Data for processing:
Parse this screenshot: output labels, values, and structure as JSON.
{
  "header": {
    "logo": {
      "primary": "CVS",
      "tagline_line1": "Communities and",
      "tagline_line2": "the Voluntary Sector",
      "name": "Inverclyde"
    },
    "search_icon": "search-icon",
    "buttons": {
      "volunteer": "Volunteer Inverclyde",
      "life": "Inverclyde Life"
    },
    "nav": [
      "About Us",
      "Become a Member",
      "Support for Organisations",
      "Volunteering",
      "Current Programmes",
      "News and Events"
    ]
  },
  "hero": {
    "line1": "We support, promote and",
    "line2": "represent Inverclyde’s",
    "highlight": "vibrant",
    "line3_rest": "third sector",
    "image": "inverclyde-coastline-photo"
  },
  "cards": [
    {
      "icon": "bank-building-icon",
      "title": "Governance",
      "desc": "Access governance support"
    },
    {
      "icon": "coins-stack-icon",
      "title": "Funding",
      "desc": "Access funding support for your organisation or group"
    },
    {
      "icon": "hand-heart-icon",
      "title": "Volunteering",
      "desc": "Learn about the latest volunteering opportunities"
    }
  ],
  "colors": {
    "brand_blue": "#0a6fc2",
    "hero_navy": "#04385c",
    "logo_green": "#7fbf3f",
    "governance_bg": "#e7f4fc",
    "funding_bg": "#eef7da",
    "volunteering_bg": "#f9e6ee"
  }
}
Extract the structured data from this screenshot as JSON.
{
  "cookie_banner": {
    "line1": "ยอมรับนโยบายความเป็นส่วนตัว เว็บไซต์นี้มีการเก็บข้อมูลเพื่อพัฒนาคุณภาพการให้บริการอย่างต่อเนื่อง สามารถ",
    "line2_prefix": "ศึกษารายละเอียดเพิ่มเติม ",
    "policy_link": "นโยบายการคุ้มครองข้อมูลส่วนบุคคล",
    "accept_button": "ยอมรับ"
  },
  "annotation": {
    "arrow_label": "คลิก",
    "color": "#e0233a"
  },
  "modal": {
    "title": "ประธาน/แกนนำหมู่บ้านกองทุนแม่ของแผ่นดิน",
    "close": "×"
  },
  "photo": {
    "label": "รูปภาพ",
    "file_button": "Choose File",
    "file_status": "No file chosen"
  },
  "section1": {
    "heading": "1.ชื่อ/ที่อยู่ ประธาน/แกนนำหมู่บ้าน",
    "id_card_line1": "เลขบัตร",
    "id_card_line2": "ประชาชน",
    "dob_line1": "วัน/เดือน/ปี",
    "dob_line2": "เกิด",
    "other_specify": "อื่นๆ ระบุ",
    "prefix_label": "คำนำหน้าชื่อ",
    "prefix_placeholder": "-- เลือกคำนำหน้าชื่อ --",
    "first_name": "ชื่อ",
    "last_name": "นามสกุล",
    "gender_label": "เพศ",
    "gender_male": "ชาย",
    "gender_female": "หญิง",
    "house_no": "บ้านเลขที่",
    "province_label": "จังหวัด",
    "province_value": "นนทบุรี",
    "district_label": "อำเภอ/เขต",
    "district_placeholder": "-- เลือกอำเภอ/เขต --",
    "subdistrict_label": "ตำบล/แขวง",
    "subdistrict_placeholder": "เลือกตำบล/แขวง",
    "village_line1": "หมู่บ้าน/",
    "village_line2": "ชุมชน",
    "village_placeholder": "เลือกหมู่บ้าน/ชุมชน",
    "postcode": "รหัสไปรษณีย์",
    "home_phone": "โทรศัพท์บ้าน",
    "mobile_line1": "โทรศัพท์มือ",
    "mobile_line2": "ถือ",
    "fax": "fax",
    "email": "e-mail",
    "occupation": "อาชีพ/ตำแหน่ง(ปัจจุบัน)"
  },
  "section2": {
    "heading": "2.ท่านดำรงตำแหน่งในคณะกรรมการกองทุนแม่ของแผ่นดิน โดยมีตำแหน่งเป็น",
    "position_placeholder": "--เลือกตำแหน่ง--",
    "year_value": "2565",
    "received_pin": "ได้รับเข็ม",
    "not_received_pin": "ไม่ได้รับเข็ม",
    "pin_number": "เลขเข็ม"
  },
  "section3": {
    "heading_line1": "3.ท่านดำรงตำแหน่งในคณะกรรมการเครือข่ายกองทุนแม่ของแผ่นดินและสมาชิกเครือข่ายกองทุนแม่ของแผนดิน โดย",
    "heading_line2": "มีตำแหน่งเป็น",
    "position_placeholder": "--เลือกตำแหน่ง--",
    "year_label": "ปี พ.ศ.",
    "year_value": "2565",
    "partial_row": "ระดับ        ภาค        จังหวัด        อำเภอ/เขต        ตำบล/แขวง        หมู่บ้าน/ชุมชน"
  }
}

What you will do:
Exactly reproduce all of the entries above.

Output for this exercise:
Parse this screenshot: output labels, values, and structure as JSON.
{
  "header": {
    "logo": {
      "primary": "CVS",
      "tagline_line1": "Communities and",
      "tagline_line2": "the Voluntary Sector",
      "name": "Inverclyde"
    },
    "search_icon": "search-icon",
    "buttons": {
      "volunteer": "Volunteer Inverclyde",
      "life": "Inverclyde Life"
    },
    "nav": [
      "About Us",
      "Become a Member",
      "Support for Organisations",
      "Volunteering",
      "Current Programmes",
      "News and Events"
    ]
  },
  "hero": {
    "line1": "We support, promote and",
    "line2": "represent Inverclyde’s",
    "highlight": "vibrant",
    "line3_rest": "third sector",
    "image": "inverclyde-coastline-photo"
  },
  "cards": [
    {
      "icon": "bank-building-icon",
      "title": "Governance",
      "desc": "Access governance support"
    },
    {
      "icon": "coins-stack-icon",
      "title": "Funding",
      "desc": "Access funding support for your organisation or group"
    },
    {
      "icon": "hand-heart-icon",
      "title": "Volunteering",
      "desc": "Learn about the latest volunteering opportunities"
    }
  ],
  "colors": {
    "brand_blue": "#0a6fc2",
    "hero_navy": "#04385c",
    "logo_green": "#7fbf3f",
    "governance_bg": "#e7f4fc",
    "funding_bg": "#eef7da",
    "volunteering_bg": "#f9e6ee"
  }
}
Extract the structured data from this screenshot as JSON.
{
  "cookie_banner": {
    "line1": "ยอมรับนโยบายความเป็นส่วนตัว เว็บไซต์นี้มีการเก็บข้อมูลเพื่อพัฒนาคุณภาพการให้บริการอย่างต่อเนื่อง สามารถ",
    "line2_prefix": "ศึกษารายละเอียดเพิ่มเติม ",
    "policy_link": "นโยบายการคุ้มครองข้อมูลส่วนบุคคล",
    "accept_button": "ยอมรับ"
  },
  "annotation": {
    "arrow_label": "คลิก",
    "color": "#e0233a"
  },
  "modal": {
    "title": "ประธาน/แกนนำหมู่บ้านกองทุนแม่ของแผ่นดิน",
    "close": "×"
  },
  "photo": {
    "label": "รูปภาพ",
    "file_button": "Choose File",
    "file_status": "No file chosen"
  },
  "section1": {
    "heading": "1.ชื่อ/ที่อยู่ ประธาน/แกนนำหมู่บ้าน",
    "id_card_line1": "เลขบัตร",
    "id_card_line2": "ประชาชน",
    "dob_line1": "วัน/เดือน/ปี",
    "dob_line2": "เกิด",
    "other_specify": "อื่นๆ ระบุ",
    "prefix_label": "คำนำหน้าชื่อ",
    "prefix_placeholder": "-- เลือกคำนำหน้าชื่อ --",
    "first_name": "ชื่อ",
    "last_name": "นามสกุล",
    "gender_label": "เพศ",
    "gender_male": "ชาย",
    "gender_female": "หญิง",
    "house_no": "บ้านเลขที่",
    "province_label": "จังหวัด",
    "province_value": "นนทบุรี",
    "district_label": "อำเภอ/เขต",
    "district_placeholder": "-- เลือกอำเภอ/เขต --",
    "subdistrict_label": "ตำบล/แขวง",
    "subdistrict_placeholder": "เลือกตำบล/แขวง",
    "village_line1": "หมู่บ้าน/",
    "village_line2": "ชุมชน",
    "village_placeholder": "เลือกหมู่บ้าน/ชุมชน",
    "postcode": "รหัสไปรษณีย์",
    "home_phone": "โทรศัพท์บ้าน",
    "mobile_line1": "โทรศัพท์มือ",
    "mobile_line2": "ถือ",
    "fax": "fax",
    "email": "e-mail",
    "occupation": "อาชีพ/ตำแหน่ง(ปัจจุบัน)"
  },
  "section2": {
    "heading": "2.ท่านดำรงตำแหน่งในคณะกรรมการกองทุนแม่ของแผ่นดิน โดยมีตำแหน่งเป็น",
    "position_placeholder": "--เลือกตำแหน่ง--",
    "year_value": "2565",
    "received_pin": "ได้รับเข็ม",
    "not_received_pin": "ไม่ได้รับเข็ม",
    "pin_number": "เลขเข็ม"
  },
  "section3": {
    "heading_line1": "3.ท่านดำรงตำแหน่งในคณะกรรมการเครือข่ายกองทุนแม่ของแผ่นดินและสมาชิกเครือข่ายกองทุนแม่ของแผนดิน โดย",
    "heading_line2": "มีตำแหน่งเป็น",
    "position_placeholder": "--เลือกตำแหน่ง--",
    "year_label": "ปี พ.ศ.",
    "year_value": "2565",
    "partial_row": "ระดับ        ภาค        จังหวัด        อำเภอ/เขต        ตำบล/แขวง        หมู่บ้าน/ชุมชน"
  }
}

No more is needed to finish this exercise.